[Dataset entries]
####
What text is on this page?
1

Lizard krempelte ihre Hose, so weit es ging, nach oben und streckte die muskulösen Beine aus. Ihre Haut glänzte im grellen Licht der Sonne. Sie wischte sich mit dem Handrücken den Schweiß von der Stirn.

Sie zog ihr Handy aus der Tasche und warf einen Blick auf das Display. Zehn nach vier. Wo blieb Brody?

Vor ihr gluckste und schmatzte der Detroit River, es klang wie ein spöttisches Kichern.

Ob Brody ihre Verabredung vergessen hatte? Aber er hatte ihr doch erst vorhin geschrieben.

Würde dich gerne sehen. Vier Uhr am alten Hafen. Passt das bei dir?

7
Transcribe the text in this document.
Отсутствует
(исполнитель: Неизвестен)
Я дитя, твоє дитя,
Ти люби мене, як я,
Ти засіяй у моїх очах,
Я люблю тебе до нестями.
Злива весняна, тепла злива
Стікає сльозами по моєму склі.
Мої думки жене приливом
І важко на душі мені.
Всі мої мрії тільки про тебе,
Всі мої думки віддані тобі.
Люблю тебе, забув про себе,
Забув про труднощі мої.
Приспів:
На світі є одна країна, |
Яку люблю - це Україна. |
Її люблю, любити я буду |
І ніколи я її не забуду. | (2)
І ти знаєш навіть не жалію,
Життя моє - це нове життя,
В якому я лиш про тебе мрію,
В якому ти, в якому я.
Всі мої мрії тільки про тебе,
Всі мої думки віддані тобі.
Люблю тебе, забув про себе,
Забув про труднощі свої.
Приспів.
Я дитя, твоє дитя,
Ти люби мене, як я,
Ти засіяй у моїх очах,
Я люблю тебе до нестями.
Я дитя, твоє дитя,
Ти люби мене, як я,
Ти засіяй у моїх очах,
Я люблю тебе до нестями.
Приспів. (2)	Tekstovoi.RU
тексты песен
####
--- Instruction ---
Output the full listing without altering anything.

--- In response ---
What text is on this page?
1

Lizard krempelte ihre Hose, so weit es ging, nach oben und streckte die muskulösen Beine aus. Ihre Haut glänzte im grellen Licht der Sonne. Sie wischte sich mit dem Handrücken den Schweiß von der Stirn.

Sie zog ihr Handy aus der Tasche und warf einen Blick auf das Display. Zehn nach vier. Wo blieb Brody?

Vor ihr gluckste und schmatzte der Detroit River, es klang wie ein spöttisches Kichern.

Ob Brody ihre Verabredung vergessen hatte? Aber er hatte ihr doch erst vorhin geschrieben.

Würde dich gerne sehen. Vier Uhr am alten Hafen. Passt das bei dir?

7
Transcribe the text in this document.
Отсутствует
(исполнитель: Неизвестен)
Я дитя, твоє дитя,
Ти люби мене, як я,
Ти засіяй у моїх очах,
Я люблю тебе до нестями.
Злива весняна, тепла злива
Стікає сльозами по моєму склі.
Мої думки жене приливом
І важко на душі мені.
Всі мої мрії тільки про тебе,
Всі мої думки віддані тобі.
Люблю тебе, забув про себе,
Забув про труднощі мої.
Приспів:
На світі є одна країна, |
Яку люблю - це Україна. |
Її люблю, любити я буду |
І ніколи я її не забуду. | (2)
І ти знаєш навіть не жалію,
Життя моє - це нове життя,
В якому я лиш про тебе мрію,
В якому ти, в якому я.
Всі мої мрії тільки про тебе,
Всі мої думки віддані тобі.
Люблю тебе, забув про себе,
Забув про труднощі свої.
Приспів.
Я дитя, твоє дитя,
Ти люби мене, як я,
Ти засіяй у моїх очах,
Я люблю тебе до нестями.
Я дитя, твоє дитя,
Ти люби мене, як я,
Ти засіяй у моїх очах,
Я люблю тебе до нестями.
Приспів. (2)	Tekstovoi.RU
тексты песен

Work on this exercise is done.